**What you are asked to do:** Quote, without change, all of the lines that follow.

-- Begin Data records --

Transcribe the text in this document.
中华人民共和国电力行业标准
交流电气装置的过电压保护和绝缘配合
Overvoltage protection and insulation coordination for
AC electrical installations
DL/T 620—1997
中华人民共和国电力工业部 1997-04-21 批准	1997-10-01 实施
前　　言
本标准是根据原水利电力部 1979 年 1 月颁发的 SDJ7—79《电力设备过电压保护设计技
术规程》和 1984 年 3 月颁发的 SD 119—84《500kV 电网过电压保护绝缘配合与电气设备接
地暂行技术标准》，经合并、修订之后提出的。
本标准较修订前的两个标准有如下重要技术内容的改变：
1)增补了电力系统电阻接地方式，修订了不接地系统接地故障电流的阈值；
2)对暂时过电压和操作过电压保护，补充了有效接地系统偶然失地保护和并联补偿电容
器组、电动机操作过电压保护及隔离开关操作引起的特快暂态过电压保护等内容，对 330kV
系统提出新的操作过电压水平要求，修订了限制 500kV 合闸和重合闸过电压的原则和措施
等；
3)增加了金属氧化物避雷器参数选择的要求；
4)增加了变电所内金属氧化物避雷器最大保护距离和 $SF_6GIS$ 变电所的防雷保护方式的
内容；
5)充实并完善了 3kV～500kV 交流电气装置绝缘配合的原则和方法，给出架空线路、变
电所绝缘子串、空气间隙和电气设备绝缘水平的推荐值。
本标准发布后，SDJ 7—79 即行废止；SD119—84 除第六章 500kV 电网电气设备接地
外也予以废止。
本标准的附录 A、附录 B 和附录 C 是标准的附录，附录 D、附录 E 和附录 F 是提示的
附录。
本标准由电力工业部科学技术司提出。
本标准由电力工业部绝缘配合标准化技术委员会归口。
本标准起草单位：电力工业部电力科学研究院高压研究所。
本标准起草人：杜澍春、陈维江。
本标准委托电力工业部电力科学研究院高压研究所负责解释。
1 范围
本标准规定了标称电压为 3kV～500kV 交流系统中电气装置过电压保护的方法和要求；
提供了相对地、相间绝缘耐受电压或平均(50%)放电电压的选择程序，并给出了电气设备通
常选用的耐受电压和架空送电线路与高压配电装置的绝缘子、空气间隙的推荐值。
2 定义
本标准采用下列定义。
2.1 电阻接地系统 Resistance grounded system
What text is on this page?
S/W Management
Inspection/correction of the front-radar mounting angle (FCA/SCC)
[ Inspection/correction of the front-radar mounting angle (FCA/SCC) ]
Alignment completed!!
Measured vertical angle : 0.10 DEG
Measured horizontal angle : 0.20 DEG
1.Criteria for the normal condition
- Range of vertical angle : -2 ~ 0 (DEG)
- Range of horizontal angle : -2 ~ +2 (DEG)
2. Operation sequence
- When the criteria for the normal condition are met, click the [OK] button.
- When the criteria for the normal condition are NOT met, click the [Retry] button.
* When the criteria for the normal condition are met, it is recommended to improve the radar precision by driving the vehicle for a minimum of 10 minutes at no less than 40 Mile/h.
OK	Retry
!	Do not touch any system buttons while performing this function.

-- End Data records --

**Written answer:**
Transcribe the text in this document.
中华人民共和国电力行业标准
交流电气装置的过电压保护和绝缘配合
Overvoltage protection and insulation coordination for
AC electrical installations
DL/T 620—1997
中华人民共和国电力工业部 1997-04-21 批准	1997-10-01 实施
前　　言
本标准是根据原水利电力部 1979 年 1 月颁发的 SDJ7—79《电力设备过电压保护设计技
术规程》和 1984 年 3 月颁发的 SD 119—84《500kV 电网过电压保护绝缘配合与电气设备接
地暂行技术标准》，经合并、修订之后提出的。
本标准较修订前的两个标准有如下重要技术内容的改变：
1)增补了电力系统电阻接地方式，修订了不接地系统接地故障电流的阈值；
2)对暂时过电压和操作过电压保护，补充了有效接地系统偶然失地保护和并联补偿电容
器组、电动机操作过电压保护及隔离开关操作引起的特快暂态过电压保护等内容，对 330kV
系统提出新的操作过电压水平要求，修订了限制 500kV 合闸和重合闸过电压的原则和措施
等；
3)增加了金属氧化物避雷器参数选择的要求；
4)增加了变电所内金属氧化物避雷器最大保护距离和 $SF_6GIS$ 变电所的防雷保护方式的
内容；
5)充实并完善了 3kV～500kV 交流电气装置绝缘配合的原则和方法，给出架空线路、变
电所绝缘子串、空气间隙和电气设备绝缘水平的推荐值。
本标准发布后，SDJ 7—79 即行废止；SD119—84 除第六章 500kV 电网电气设备接地
外也予以废止。
本标准的附录 A、附录 B 和附录 C 是标准的附录，附录 D、附录 E 和附录 F 是提示的
附录。
本标准由电力工业部科学技术司提出。
本标准由电力工业部绝缘配合标准化技术委员会归口。
本标准起草单位：电力工业部电力科学研究院高压研究所。
本标准起草人：杜澍春、陈维江。
本标准委托电力工业部电力科学研究院高压研究所负责解释。
1 范围
本标准规定了标称电压为 3kV～500kV 交流系统中电气装置过电压保护的方法和要求；
提供了相对地、相间绝缘耐受电压或平均(50%)放电电压的选择程序，并给出了电气设备通
常选用的耐受电压和架空送电线路与高压配电装置的绝缘子、空气间隙的推荐值。
2 定义
本标准采用下列定义。
2.1 电阻接地系统 Resistance grounded system
What text is on this page?
S/W Management
Inspection/correction of the front-radar mounting angle (FCA/SCC)
[ Inspection/correction of the front-radar mounting angle (FCA/SCC) ]
Alignment completed!!
Measured vertical angle : 0.10 DEG
Measured horizontal angle : 0.20 DEG
1.Criteria for the normal condition
- Range of vertical angle : -2 ~ 0 (DEG)
- Range of horizontal angle : -2 ~ +2 (DEG)
2. Operation sequence
- When the criteria for the normal condition are met, click the [OK] button.
- When the criteria for the normal condition are NOT met, click the [Retry] button.
* When the criteria for the normal condition are met, it is recommended to improve the radar precision by driving the vehicle for a minimum of 10 minutes at no less than 40 Mile/h.
OK	Retry
!	Do not touch any system buttons while performing this function.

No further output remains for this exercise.